_TASK INSTRUCTIONS_: Count every line that has the word "What". Give the number, without anything more.

(Extracted data entries)
::::

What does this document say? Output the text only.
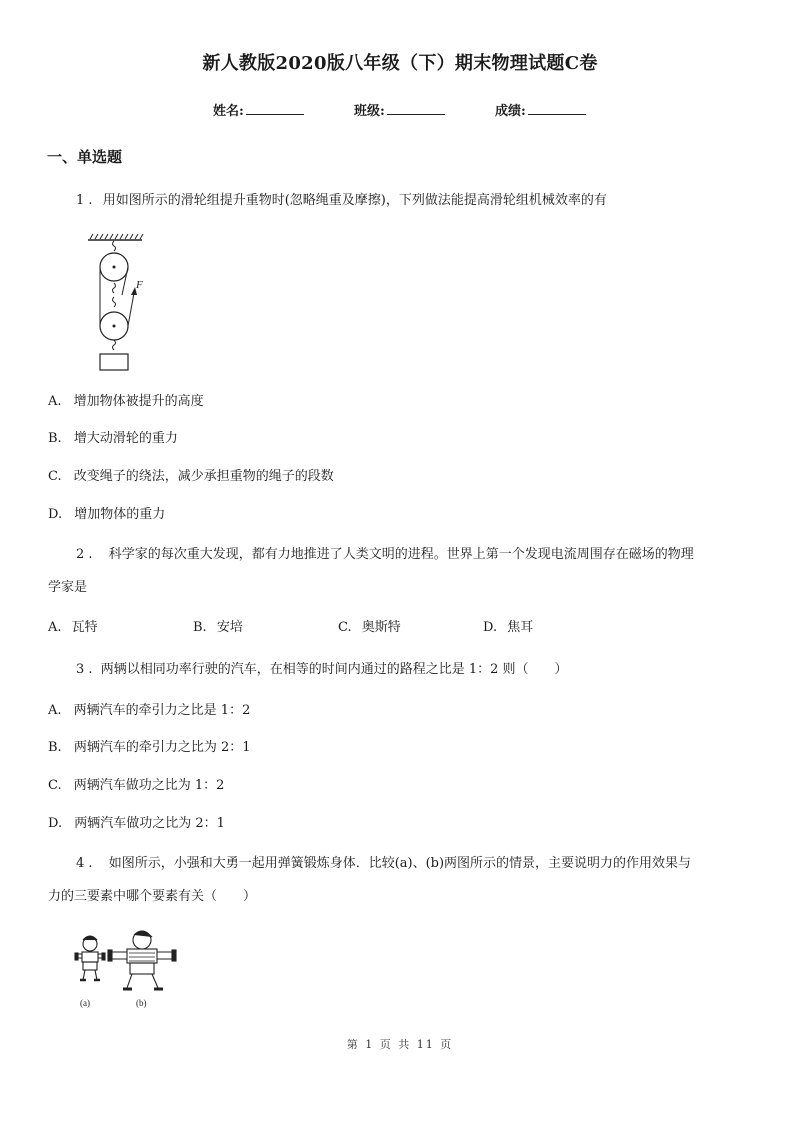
新人教版2020版八年级（下）期末物理试题C卷
姓名:	班级:	成绩:
一、单选题
1 . 用如图所示的滑轮组提升重物时(忽略绳重及摩擦)，下列做法能提高滑轮组机械效率的有
F
A. 增加物体被提升的高度
B. 增大动滑轮的重力
C. 改变绳子的绕法，减少承担重物的绳子的段数
D. 增加物体的重力
2 . 科学家的每次重大发现，都有力地推进了人类文明的进程。世界上第一个发现电流周围存在磁场的物理
学家是
A. 瓦特	B. 安培	C. 奥斯特	D. 焦耳
3 . 两辆以相同功率行驶的汽车，在相等的时间内通过的路程之比是 1：2 则（　　）
A. 两辆汽车的牵引力之比是 1：2
B. 两辆汽车的牵引力之比为 2：1
C. 两辆汽车做功之比为 1：2
D. 两辆汽车做功之比为 2：1
4 . 如图所示，小强和大勇一起用弹簧锻炼身体．比较(a)、(b)两图所示的情景，主要说明力的作用效果与
力的三要素中哪个要素有关（　　）
(a)	(b)
第 1 页 共 11 页
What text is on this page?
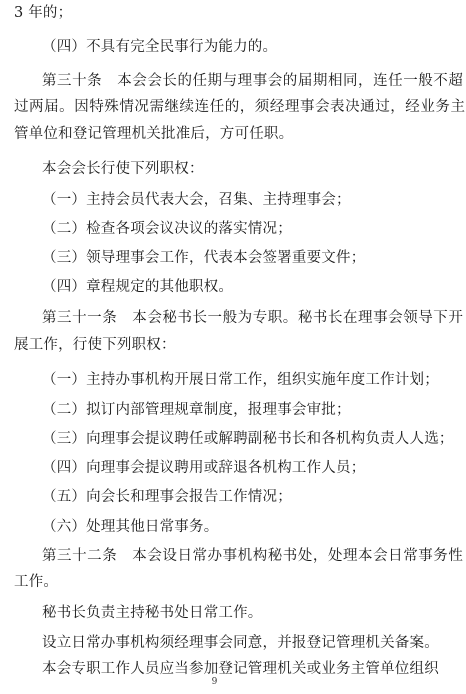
3 年的；
（四）不具有完全民事行为能力的。
第三十条　本会会长的任期与理事会的届期相同，连任一般不超
过两届。因特殊情况需继续连任的，须经理事会表决通过，经业务主
管单位和登记管理机关批准后，方可任职。
本会会长行使下列职权：
（一）主持会员代表大会，召集、主持理事会；
（二）检查各项会议决议的落实情况；
（三）领导理事会工作，代表本会签署重要文件；
（四）章程规定的其他职权。
第三十一条　本会秘书长一般为专职。秘书长在理事会领导下开
展工作，行使下列职权：
（一）主持办事机构开展日常工作，组织实施年度工作计划；
（二）拟订内部管理规章制度，报理事会审批；
（三）向理事会提议聘任或解聘副秘书长和各机构负责人人选；
（四）向理事会提议聘用或辞退各机构工作人员；
（五）向会长和理事会报告工作情况；
（六）处理其他日常事务。
第三十二条　本会设日常办事机构秘书处，处理本会日常事务性
工作。
秘书长负责主持秘书处日常工作。
设立日常办事机构须经理事会同意，并报登记管理机关备案。
本会专职工作人员应当参加登记管理机关或业务主管单位组织
9
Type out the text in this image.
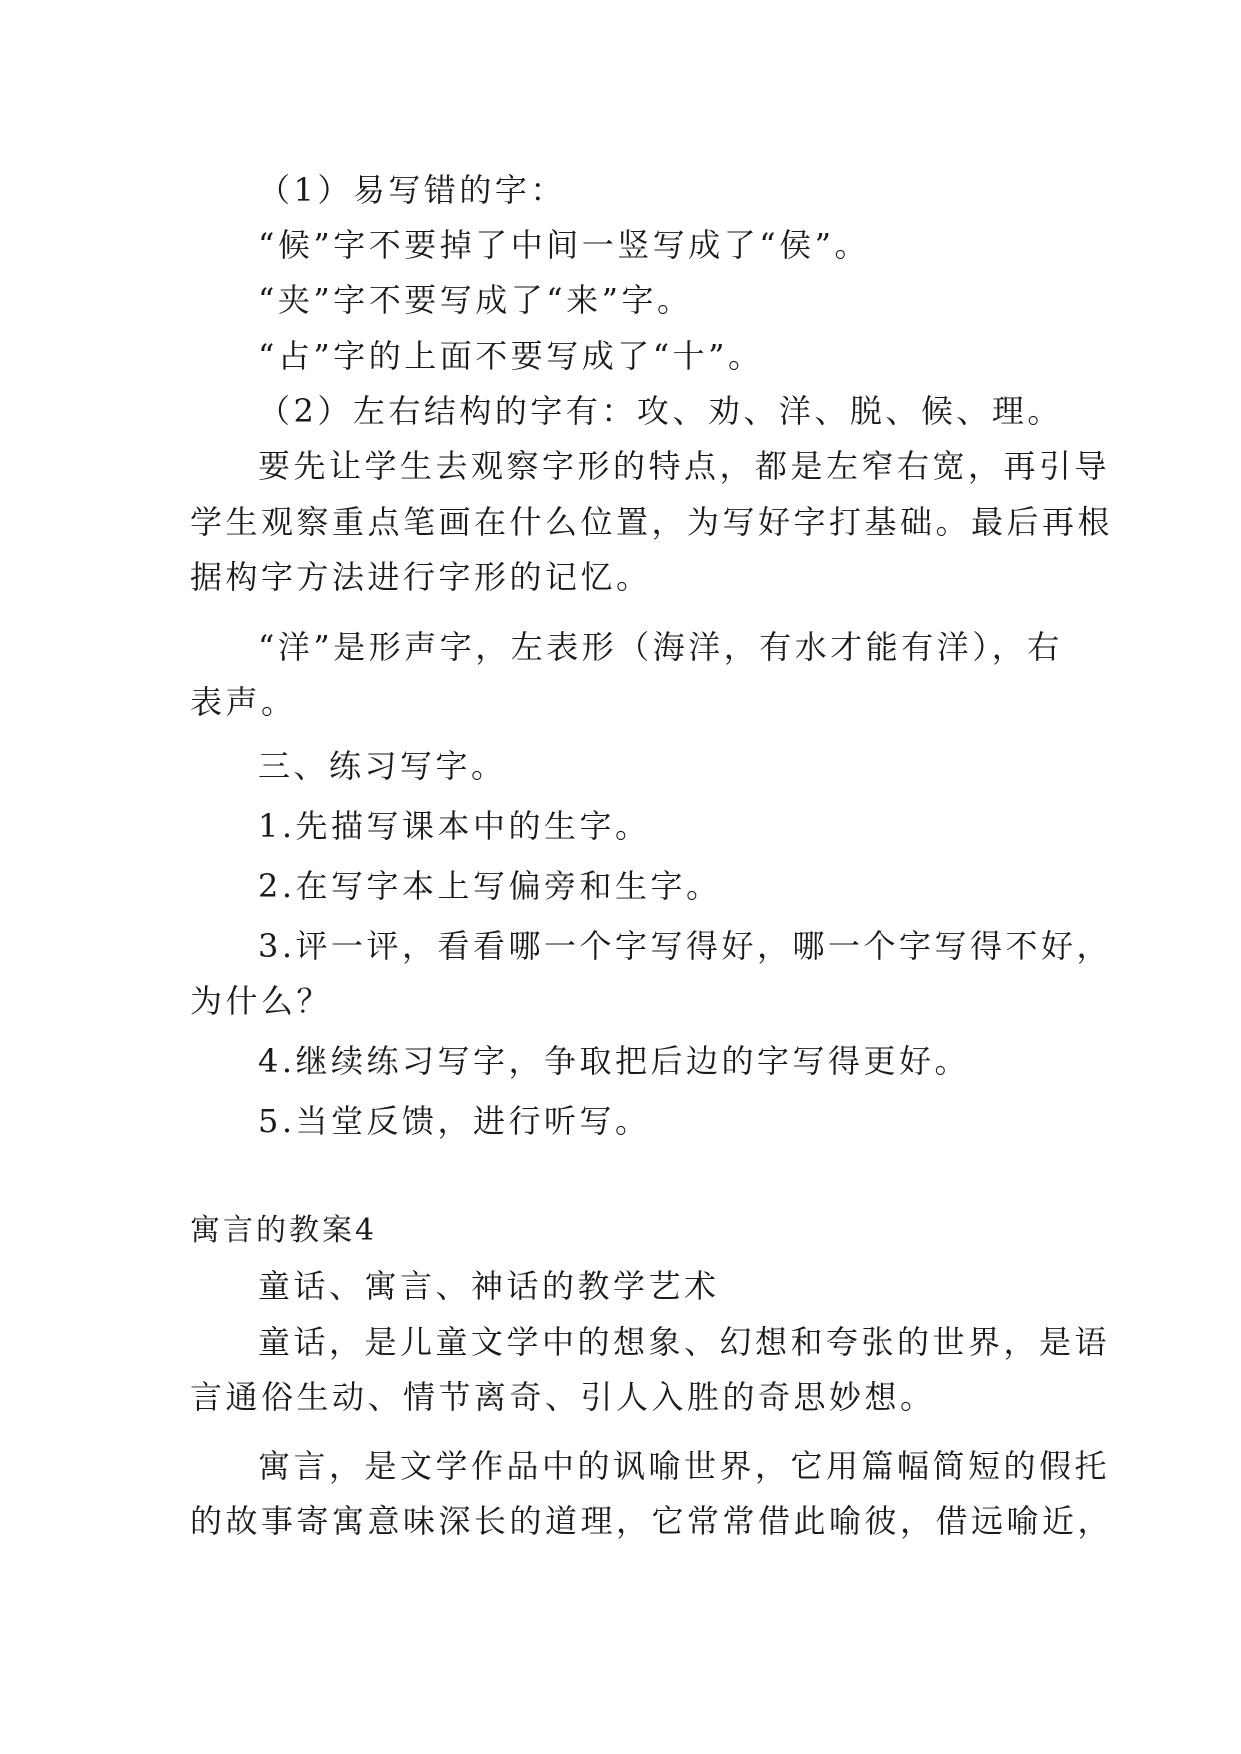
（1）易写错的字：
“候”字不要掉了中间一竖写成了“侯”。
“夹”字不要写成了“来”字。
“占”字的上面不要写成了“十”。
（2）左右结构的字有：攻、劝、洋、脱、候、理。
要先让学生去观察字形的特点，都是左窄右宽，再引导
学生观察重点笔画在什么位置，为写好字打基础。最后再根
据构字方法进行字形的记忆。
“洋”是形声字，左表形（海洋，有水才能有洋），右
表声。
三、练习写字。
1.先描写课本中的生字。
2.在写字本上写偏旁和生字。
3.评一评，看看哪一个字写得好，哪一个字写得不好，
为什么？
4.继续练习写字，争取把后边的字写得更好。
5.当堂反馈，进行听写。
寓言的教案4
童话、寓言、神话的教学艺术
童话，是儿童文学中的想象、幻想和夸张的世界，是语
言通俗生动、情节离奇、引人入胜的奇思妙想。
寓言，是文学作品中的讽喻世界，它用篇幅简短的假托
的故事寄寓意味深长的道理，它常常借此喻彼，借远喻近，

::::

_REPLY_: 2